What is being asked: Please print the data below line for line, with no changes.

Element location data
┏━━

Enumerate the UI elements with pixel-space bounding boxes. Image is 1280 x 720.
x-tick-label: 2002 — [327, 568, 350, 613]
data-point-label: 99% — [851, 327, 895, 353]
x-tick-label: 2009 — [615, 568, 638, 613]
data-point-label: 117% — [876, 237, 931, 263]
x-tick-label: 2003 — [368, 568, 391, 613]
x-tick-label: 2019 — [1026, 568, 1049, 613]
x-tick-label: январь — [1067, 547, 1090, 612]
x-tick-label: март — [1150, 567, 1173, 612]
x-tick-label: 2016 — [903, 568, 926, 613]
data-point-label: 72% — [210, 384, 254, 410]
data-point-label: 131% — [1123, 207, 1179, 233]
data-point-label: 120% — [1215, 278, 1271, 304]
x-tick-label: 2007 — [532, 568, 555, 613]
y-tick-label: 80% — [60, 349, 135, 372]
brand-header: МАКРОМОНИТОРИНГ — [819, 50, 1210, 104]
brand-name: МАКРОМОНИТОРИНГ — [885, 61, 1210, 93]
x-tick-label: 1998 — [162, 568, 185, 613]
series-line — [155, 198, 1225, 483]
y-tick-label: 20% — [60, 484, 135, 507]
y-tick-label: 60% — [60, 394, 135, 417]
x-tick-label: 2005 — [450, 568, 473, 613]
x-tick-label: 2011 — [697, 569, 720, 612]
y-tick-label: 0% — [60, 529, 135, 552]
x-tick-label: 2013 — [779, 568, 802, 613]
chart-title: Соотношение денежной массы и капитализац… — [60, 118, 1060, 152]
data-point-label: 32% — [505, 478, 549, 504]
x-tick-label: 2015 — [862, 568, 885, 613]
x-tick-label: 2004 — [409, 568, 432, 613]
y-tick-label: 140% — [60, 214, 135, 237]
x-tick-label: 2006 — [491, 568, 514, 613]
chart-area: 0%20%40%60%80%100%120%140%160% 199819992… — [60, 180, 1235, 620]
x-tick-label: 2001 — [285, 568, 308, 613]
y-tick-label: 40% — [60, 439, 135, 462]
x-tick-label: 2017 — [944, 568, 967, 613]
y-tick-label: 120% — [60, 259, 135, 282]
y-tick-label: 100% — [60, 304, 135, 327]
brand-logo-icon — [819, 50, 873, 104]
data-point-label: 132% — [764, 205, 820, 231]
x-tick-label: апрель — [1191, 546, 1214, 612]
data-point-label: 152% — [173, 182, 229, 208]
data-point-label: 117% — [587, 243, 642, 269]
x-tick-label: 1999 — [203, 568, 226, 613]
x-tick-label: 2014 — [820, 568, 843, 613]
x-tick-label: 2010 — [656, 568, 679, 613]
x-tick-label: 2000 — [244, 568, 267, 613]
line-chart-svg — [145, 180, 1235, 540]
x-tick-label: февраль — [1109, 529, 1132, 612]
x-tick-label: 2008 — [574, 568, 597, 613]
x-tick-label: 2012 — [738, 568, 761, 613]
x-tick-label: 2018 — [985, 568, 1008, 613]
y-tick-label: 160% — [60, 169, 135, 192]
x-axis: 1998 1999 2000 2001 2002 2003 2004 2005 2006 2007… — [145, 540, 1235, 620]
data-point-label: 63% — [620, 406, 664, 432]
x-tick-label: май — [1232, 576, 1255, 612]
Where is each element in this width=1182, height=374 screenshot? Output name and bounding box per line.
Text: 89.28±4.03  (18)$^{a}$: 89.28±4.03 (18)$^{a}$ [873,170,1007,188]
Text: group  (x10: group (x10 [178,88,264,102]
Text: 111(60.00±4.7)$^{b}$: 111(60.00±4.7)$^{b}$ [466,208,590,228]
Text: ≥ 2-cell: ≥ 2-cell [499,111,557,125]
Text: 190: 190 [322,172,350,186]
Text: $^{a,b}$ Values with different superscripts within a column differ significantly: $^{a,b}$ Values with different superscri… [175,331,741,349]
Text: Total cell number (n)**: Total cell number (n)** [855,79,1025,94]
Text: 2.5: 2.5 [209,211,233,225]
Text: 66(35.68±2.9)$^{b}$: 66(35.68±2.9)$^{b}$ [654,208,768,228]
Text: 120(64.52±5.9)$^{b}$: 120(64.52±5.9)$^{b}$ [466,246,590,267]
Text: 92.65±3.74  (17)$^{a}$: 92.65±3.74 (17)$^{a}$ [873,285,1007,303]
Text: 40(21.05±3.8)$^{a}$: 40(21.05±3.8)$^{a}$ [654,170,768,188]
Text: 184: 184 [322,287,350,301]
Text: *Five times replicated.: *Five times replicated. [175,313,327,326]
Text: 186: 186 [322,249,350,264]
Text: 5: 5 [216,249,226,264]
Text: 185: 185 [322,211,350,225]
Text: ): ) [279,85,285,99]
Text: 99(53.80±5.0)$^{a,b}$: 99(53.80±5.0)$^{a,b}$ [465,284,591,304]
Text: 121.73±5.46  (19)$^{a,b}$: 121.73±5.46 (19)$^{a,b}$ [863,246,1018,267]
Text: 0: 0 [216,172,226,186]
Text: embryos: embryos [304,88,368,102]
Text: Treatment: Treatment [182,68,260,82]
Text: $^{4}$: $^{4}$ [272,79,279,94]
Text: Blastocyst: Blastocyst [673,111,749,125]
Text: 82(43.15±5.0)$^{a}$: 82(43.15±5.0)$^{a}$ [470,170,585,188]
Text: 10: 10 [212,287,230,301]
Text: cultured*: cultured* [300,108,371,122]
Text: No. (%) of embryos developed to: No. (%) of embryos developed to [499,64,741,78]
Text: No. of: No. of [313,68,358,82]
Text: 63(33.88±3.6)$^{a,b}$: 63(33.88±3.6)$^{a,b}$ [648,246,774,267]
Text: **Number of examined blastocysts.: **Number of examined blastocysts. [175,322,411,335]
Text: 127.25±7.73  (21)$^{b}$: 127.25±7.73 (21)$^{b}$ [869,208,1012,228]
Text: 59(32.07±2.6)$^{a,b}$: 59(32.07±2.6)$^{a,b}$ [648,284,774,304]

┗━━

Full solution:
Enumerate the UI elements with pixel-space bounding boxes. Image is 1280 x 720.
x-tick-label: 2002 — [327, 568, 350, 613]
data-point-label: 99% — [851, 327, 895, 353]
x-tick-label: 2009 — [615, 568, 638, 613]
data-point-label: 117% — [876, 237, 931, 263]
x-tick-label: 2003 — [368, 568, 391, 613]
x-tick-label: 2019 — [1026, 568, 1049, 613]
x-tick-label: январь — [1067, 547, 1090, 612]
x-tick-label: март — [1150, 567, 1173, 612]
x-tick-label: 2016 — [903, 568, 926, 613]
data-point-label: 72% — [210, 384, 254, 410]
data-point-label: 131% — [1123, 207, 1179, 233]
data-point-label: 120% — [1215, 278, 1271, 304]
x-tick-label: 2007 — [532, 568, 555, 613]
y-tick-label: 80% — [60, 349, 135, 372]
brand-header: МАКРОМОНИТОРИНГ — [819, 50, 1210, 104]
brand-name: МАКРОМОНИТОРИНГ — [885, 61, 1210, 93]
x-tick-label: 1998 — [162, 568, 185, 613]
series-line — [155, 198, 1225, 483]
y-tick-label: 20% — [60, 484, 135, 507]
y-tick-label: 60% — [60, 394, 135, 417]
x-tick-label: 2005 — [450, 568, 473, 613]
x-tick-label: 2011 — [697, 569, 720, 612]
y-tick-label: 0% — [60, 529, 135, 552]
x-tick-label: 2013 — [779, 568, 802, 613]
chart-title: Соотношение денежной массы и капитализац… — [60, 118, 1060, 152]
data-point-label: 32% — [505, 478, 549, 504]
x-tick-label: 2015 — [862, 568, 885, 613]
x-tick-label: 2004 — [409, 568, 432, 613]
y-tick-label: 140% — [60, 214, 135, 237]
x-tick-label: 2006 — [491, 568, 514, 613]
chart-area: 0%20%40%60%80%100%120%140%160% 199819992… — [60, 180, 1235, 620]
x-tick-label: 2001 — [285, 568, 308, 613]
y-tick-label: 40% — [60, 439, 135, 462]
x-tick-label: 2017 — [944, 568, 967, 613]
y-tick-label: 120% — [60, 259, 135, 282]
y-tick-label: 100% — [60, 304, 135, 327]
brand-logo-icon — [819, 50, 873, 104]
data-point-label: 132% — [764, 205, 820, 231]
x-tick-label: апрель — [1191, 546, 1214, 612]
data-point-label: 152% — [173, 182, 229, 208]
data-point-label: 117% — [587, 243, 642, 269]
x-tick-label: 1999 — [203, 568, 226, 613]
x-tick-label: 2014 — [820, 568, 843, 613]
x-tick-label: 2010 — [656, 568, 679, 613]
x-tick-label: 2000 — [244, 568, 267, 613]
line-chart-svg — [145, 180, 1235, 540]
x-tick-label: февраль — [1109, 529, 1132, 612]
x-tick-label: 2008 — [574, 568, 597, 613]
x-tick-label: 2012 — [738, 568, 761, 613]
x-tick-label: 2018 — [985, 568, 1008, 613]
y-tick-label: 160% — [60, 169, 135, 192]
x-axis: 1998 1999 2000 2001 2002 2003 2004 2005 2006 2007… — [145, 540, 1235, 620]
data-point-label: 63% — [620, 406, 664, 432]
x-tick-label: май — [1232, 576, 1255, 612]
Where is each element in this width=1182, height=374 screenshot? Output name and bounding box per line.
Text: 89.28±4.03  (18)$^{a}$: 89.28±4.03 (18)$^{a}$ [873,170,1007,188]
Text: group  (x10: group (x10 [178,88,264,102]
Text: 111(60.00±4.7)$^{b}$: 111(60.00±4.7)$^{b}$ [466,208,590,228]
Text: ≥ 2-cell: ≥ 2-cell [499,111,557,125]
Text: 190: 190 [322,172,350,186]
Text: $^{a,b}$ Values with different superscripts within a column differ significantly: $^{a,b}$ Values with different superscri… [175,331,741,349]
Text: Total cell number (n)**: Total cell number (n)** [855,79,1025,94]
Text: 2.5: 2.5 [209,211,233,225]
Text: 66(35.68±2.9)$^{b}$: 66(35.68±2.9)$^{b}$ [654,208,768,228]
Text: 120(64.52±5.9)$^{b}$: 120(64.52±5.9)$^{b}$ [466,246,590,267]
Text: 92.65±3.74  (17)$^{a}$: 92.65±3.74 (17)$^{a}$ [873,285,1007,303]
Text: 40(21.05±3.8)$^{a}$: 40(21.05±3.8)$^{a}$ [654,170,768,188]
Text: 184: 184 [322,287,350,301]
Text: *Five times replicated.: *Five times replicated. [175,313,327,326]
Text: 186: 186 [322,249,350,264]
Text: 5: 5 [216,249,226,264]
Text: 185: 185 [322,211,350,225]
Text: ): ) [279,85,285,99]
Text: 99(53.80±5.0)$^{a,b}$: 99(53.80±5.0)$^{a,b}$ [465,284,591,304]
Text: 121.73±5.46  (19)$^{a,b}$: 121.73±5.46 (19)$^{a,b}$ [863,246,1018,267]
Text: 0: 0 [216,172,226,186]
Text: embryos: embryos [304,88,368,102]
Text: Treatment: Treatment [182,68,260,82]
Text: $^{4}$: $^{4}$ [272,79,279,94]
Text: Blastocyst: Blastocyst [673,111,749,125]
Text: 82(43.15±5.0)$^{a}$: 82(43.15±5.0)$^{a}$ [470,170,585,188]
Text: 10: 10 [212,287,230,301]
Text: cultured*: cultured* [300,108,371,122]
Text: No. (%) of embryos developed to: No. (%) of embryos developed to [499,64,741,78]
Text: No. of: No. of [313,68,358,82]
Text: 63(33.88±3.6)$^{a,b}$: 63(33.88±3.6)$^{a,b}$ [648,246,774,267]
Text: **Number of examined blastocysts.: **Number of examined blastocysts. [175,322,411,335]
Text: 127.25±7.73  (21)$^{b}$: 127.25±7.73 (21)$^{b}$ [869,208,1012,228]
Text: 59(32.07±2.6)$^{a,b}$: 59(32.07±2.6)$^{a,b}$ [648,284,774,304]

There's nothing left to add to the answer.